[START OF SUPPLIED ENTRIES]

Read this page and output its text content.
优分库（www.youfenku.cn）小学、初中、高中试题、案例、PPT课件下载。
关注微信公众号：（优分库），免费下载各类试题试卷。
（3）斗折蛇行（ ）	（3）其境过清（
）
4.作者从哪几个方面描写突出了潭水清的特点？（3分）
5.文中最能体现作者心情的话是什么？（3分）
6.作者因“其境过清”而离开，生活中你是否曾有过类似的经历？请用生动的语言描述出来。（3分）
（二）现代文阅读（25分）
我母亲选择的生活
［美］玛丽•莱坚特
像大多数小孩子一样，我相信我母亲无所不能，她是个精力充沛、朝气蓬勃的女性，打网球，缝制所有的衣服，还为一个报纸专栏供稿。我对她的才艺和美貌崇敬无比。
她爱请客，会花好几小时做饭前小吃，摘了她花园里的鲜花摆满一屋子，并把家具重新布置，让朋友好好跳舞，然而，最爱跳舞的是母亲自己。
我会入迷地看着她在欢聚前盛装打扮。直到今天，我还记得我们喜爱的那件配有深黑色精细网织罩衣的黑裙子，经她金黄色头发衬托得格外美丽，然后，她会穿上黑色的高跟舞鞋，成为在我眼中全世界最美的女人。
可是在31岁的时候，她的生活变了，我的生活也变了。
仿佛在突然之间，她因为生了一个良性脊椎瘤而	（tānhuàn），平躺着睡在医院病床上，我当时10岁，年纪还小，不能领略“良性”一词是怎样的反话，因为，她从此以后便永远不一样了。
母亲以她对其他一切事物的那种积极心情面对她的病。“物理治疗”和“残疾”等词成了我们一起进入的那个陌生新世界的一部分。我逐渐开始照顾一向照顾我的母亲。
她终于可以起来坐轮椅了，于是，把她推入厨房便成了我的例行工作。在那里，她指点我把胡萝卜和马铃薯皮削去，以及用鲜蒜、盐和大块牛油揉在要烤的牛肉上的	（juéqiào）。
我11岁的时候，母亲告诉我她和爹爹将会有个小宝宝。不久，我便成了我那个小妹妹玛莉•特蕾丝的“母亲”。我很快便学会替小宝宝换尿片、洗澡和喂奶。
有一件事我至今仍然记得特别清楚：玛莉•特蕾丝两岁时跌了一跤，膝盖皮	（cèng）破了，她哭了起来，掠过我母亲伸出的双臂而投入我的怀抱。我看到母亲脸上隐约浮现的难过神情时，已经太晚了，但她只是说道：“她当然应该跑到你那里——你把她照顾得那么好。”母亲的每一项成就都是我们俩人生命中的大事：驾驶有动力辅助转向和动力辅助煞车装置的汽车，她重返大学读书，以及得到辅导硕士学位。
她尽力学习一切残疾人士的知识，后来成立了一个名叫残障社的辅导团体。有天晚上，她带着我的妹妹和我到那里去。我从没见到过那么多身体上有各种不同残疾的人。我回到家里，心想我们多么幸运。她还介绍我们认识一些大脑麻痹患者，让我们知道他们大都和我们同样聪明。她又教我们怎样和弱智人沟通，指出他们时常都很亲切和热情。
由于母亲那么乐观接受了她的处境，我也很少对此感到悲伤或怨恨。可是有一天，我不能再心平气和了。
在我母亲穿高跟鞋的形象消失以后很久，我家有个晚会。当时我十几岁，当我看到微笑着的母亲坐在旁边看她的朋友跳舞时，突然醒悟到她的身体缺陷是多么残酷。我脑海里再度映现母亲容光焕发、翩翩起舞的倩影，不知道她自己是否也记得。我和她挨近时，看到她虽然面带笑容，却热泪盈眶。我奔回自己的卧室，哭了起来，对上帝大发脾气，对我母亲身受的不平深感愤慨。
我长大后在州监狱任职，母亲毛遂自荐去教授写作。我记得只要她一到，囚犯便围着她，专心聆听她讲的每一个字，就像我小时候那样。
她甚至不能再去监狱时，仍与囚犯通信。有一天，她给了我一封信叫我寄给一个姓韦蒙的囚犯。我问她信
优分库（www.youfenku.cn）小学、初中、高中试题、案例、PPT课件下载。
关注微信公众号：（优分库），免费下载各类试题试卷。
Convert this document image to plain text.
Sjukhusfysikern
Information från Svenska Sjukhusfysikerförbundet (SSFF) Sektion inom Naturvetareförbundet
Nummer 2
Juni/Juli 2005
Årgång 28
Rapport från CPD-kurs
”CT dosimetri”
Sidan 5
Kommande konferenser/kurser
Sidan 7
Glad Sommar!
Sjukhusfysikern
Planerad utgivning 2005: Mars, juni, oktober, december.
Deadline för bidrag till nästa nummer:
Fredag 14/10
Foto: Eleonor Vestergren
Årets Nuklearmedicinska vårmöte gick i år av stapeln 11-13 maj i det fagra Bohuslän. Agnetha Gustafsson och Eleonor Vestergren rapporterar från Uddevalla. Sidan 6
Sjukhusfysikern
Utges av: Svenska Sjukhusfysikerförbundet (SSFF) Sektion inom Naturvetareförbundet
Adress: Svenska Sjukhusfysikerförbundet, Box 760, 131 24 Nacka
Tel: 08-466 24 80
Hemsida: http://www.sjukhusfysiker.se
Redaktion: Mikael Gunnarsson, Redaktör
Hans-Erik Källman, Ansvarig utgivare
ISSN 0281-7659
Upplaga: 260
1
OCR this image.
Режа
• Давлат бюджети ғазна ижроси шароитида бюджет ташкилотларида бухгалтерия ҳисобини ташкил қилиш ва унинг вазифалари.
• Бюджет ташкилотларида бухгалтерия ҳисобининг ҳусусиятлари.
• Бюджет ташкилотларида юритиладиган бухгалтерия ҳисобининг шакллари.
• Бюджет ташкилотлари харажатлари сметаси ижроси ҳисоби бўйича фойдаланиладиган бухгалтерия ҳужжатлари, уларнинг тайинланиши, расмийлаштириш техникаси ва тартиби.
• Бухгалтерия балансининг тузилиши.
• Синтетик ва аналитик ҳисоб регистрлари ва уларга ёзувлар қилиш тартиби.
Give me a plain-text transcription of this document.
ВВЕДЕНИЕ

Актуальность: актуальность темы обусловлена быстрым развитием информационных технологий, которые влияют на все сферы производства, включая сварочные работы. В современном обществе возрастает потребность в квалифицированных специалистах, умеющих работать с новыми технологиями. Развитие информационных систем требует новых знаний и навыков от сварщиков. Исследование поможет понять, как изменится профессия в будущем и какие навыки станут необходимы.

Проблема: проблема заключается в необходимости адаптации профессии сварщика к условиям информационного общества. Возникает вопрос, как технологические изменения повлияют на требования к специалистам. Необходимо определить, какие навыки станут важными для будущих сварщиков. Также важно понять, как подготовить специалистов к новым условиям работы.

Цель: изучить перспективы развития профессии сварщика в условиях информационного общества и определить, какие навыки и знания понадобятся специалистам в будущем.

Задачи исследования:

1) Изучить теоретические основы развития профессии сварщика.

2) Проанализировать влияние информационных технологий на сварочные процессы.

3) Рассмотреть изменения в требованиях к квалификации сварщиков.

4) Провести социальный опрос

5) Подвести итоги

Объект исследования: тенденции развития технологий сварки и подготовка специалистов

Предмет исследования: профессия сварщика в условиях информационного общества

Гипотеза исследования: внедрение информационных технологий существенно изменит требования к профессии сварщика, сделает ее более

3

[END OF SUPPLIED ENTRIES]

WORK TO COMPLETE -> Reproduce every record above exactly as it appears.

EXERCISE RESPONSE ->
Read this page and output its text content.
优分库（www.youfenku.cn）小学、初中、高中试题、案例、PPT课件下载。
关注微信公众号：（优分库），免费下载各类试题试卷。
（3）斗折蛇行（ ）	（3）其境过清（
）
4.作者从哪几个方面描写突出了潭水清的特点？（3分）
5.文中最能体现作者心情的话是什么？（3分）
6.作者因“其境过清”而离开，生活中你是否曾有过类似的经历？请用生动的语言描述出来。（3分）
（二）现代文阅读（25分）
我母亲选择的生活
［美］玛丽•莱坚特
像大多数小孩子一样，我相信我母亲无所不能，她是个精力充沛、朝气蓬勃的女性，打网球，缝制所有的衣服，还为一个报纸专栏供稿。我对她的才艺和美貌崇敬无比。
她爱请客，会花好几小时做饭前小吃，摘了她花园里的鲜花摆满一屋子，并把家具重新布置，让朋友好好跳舞，然而，最爱跳舞的是母亲自己。
我会入迷地看着她在欢聚前盛装打扮。直到今天，我还记得我们喜爱的那件配有深黑色精细网织罩衣的黑裙子，经她金黄色头发衬托得格外美丽，然后，她会穿上黑色的高跟舞鞋，成为在我眼中全世界最美的女人。
可是在31岁的时候，她的生活变了，我的生活也变了。
仿佛在突然之间，她因为生了一个良性脊椎瘤而	（tānhuàn），平躺着睡在医院病床上，我当时10岁，年纪还小，不能领略“良性”一词是怎样的反话，因为，她从此以后便永远不一样了。
母亲以她对其他一切事物的那种积极心情面对她的病。“物理治疗”和“残疾”等词成了我们一起进入的那个陌生新世界的一部分。我逐渐开始照顾一向照顾我的母亲。
她终于可以起来坐轮椅了，于是，把她推入厨房便成了我的例行工作。在那里，她指点我把胡萝卜和马铃薯皮削去，以及用鲜蒜、盐和大块牛油揉在要烤的牛肉上的	（juéqiào）。
我11岁的时候，母亲告诉我她和爹爹将会有个小宝宝。不久，我便成了我那个小妹妹玛莉•特蕾丝的“母亲”。我很快便学会替小宝宝换尿片、洗澡和喂奶。
有一件事我至今仍然记得特别清楚：玛莉•特蕾丝两岁时跌了一跤，膝盖皮	（cèng）破了，她哭了起来，掠过我母亲伸出的双臂而投入我的怀抱。我看到母亲脸上隐约浮现的难过神情时，已经太晚了，但她只是说道：“她当然应该跑到你那里——你把她照顾得那么好。”母亲的每一项成就都是我们俩人生命中的大事：驾驶有动力辅助转向和动力辅助煞车装置的汽车，她重返大学读书，以及得到辅导硕士学位。
她尽力学习一切残疾人士的知识，后来成立了一个名叫残障社的辅导团体。有天晚上，她带着我的妹妹和我到那里去。我从没见到过那么多身体上有各种不同残疾的人。我回到家里，心想我们多么幸运。她还介绍我们认识一些大脑麻痹患者，让我们知道他们大都和我们同样聪明。她又教我们怎样和弱智人沟通，指出他们时常都很亲切和热情。
由于母亲那么乐观接受了她的处境，我也很少对此感到悲伤或怨恨。可是有一天，我不能再心平气和了。
在我母亲穿高跟鞋的形象消失以后很久，我家有个晚会。当时我十几岁，当我看到微笑着的母亲坐在旁边看她的朋友跳舞时，突然醒悟到她的身体缺陷是多么残酷。我脑海里再度映现母亲容光焕发、翩翩起舞的倩影，不知道她自己是否也记得。我和她挨近时，看到她虽然面带笑容，却热泪盈眶。我奔回自己的卧室，哭了起来，对上帝大发脾气，对我母亲身受的不平深感愤慨。
我长大后在州监狱任职，母亲毛遂自荐去教授写作。我记得只要她一到，囚犯便围着她，专心聆听她讲的每一个字，就像我小时候那样。
她甚至不能再去监狱时，仍与囚犯通信。有一天，她给了我一封信叫我寄给一个姓韦蒙的囚犯。我问她信
优分库（www.youfenku.cn）小学、初中、高中试题、案例、PPT课件下载。
关注微信公众号：（优分库），免费下载各类试题试卷。
Convert this document image to plain text.
Sjukhusfysikern
Information från Svenska Sjukhusfysikerförbundet (SSFF) Sektion inom Naturvetareförbundet
Nummer 2
Juni/Juli 2005
Årgång 28
Rapport från CPD-kurs
”CT dosimetri”
Sidan 5
Kommande konferenser/kurser
Sidan 7
Glad Sommar!
Sjukhusfysikern
Planerad utgivning 2005: Mars, juni, oktober, december.
Deadline för bidrag till nästa nummer:
Fredag 14/10
Foto: Eleonor Vestergren
Årets Nuklearmedicinska vårmöte gick i år av stapeln 11-13 maj i det fagra Bohuslän. Agnetha Gustafsson och Eleonor Vestergren rapporterar från Uddevalla. Sidan 6
Sjukhusfysikern
Utges av: Svenska Sjukhusfysikerförbundet (SSFF) Sektion inom Naturvetareförbundet
Adress: Svenska Sjukhusfysikerförbundet, Box 760, 131 24 Nacka
Tel: 08-466 24 80
Hemsida: http://www.sjukhusfysiker.se
Redaktion: Mikael Gunnarsson, Redaktör
Hans-Erik Källman, Ansvarig utgivare
ISSN 0281-7659
Upplaga: 260
1
OCR this image.
Режа
• Давлат бюджети ғазна ижроси шароитида бюджет ташкилотларида бухгалтерия ҳисобини ташкил қилиш ва унинг вазифалари.
• Бюджет ташкилотларида бухгалтерия ҳисобининг ҳусусиятлари.
• Бюджет ташкилотларида юритиладиган бухгалтерия ҳисобининг шакллари.
• Бюджет ташкилотлари харажатлари сметаси ижроси ҳисоби бўйича фойдаланиладиган бухгалтерия ҳужжатлари, уларнинг тайинланиши, расмийлаштириш техникаси ва тартиби.
• Бухгалтерия балансининг тузилиши.
• Синтетик ва аналитик ҳисоб регистрлари ва уларга ёзувлар қилиш тартиби.
Give me a plain-text transcription of this document.
ВВЕДЕНИЕ

Актуальность: актуальность темы обусловлена быстрым развитием информационных технологий, которые влияют на все сферы производства, включая сварочные работы. В современном обществе возрастает потребность в квалифицированных специалистах, умеющих работать с новыми технологиями. Развитие информационных систем требует новых знаний и навыков от сварщиков. Исследование поможет понять, как изменится профессия в будущем и какие навыки станут необходимы.

Проблема: проблема заключается в необходимости адаптации профессии сварщика к условиям информационного общества. Возникает вопрос, как технологические изменения повлияют на требования к специалистам. Необходимо определить, какие навыки станут важными для будущих сварщиков. Также важно понять, как подготовить специалистов к новым условиям работы.

Цель: изучить перспективы развития профессии сварщика в условиях информационного общества и определить, какие навыки и знания понадобятся специалистам в будущем.

Задачи исследования:

1) Изучить теоретические основы развития профессии сварщика.

2) Проанализировать влияние информационных технологий на сварочные процессы.

3) Рассмотреть изменения в требованиях к квалификации сварщиков.

4) Провести социальный опрос

5) Подвести итоги

Объект исследования: тенденции развития технологий сварки и подготовка специалистов

Предмет исследования: профессия сварщика в условиях информационного общества

Гипотеза исследования: внедрение информационных технологий существенно изменит требования к профессии сварщика, сделает ее более

3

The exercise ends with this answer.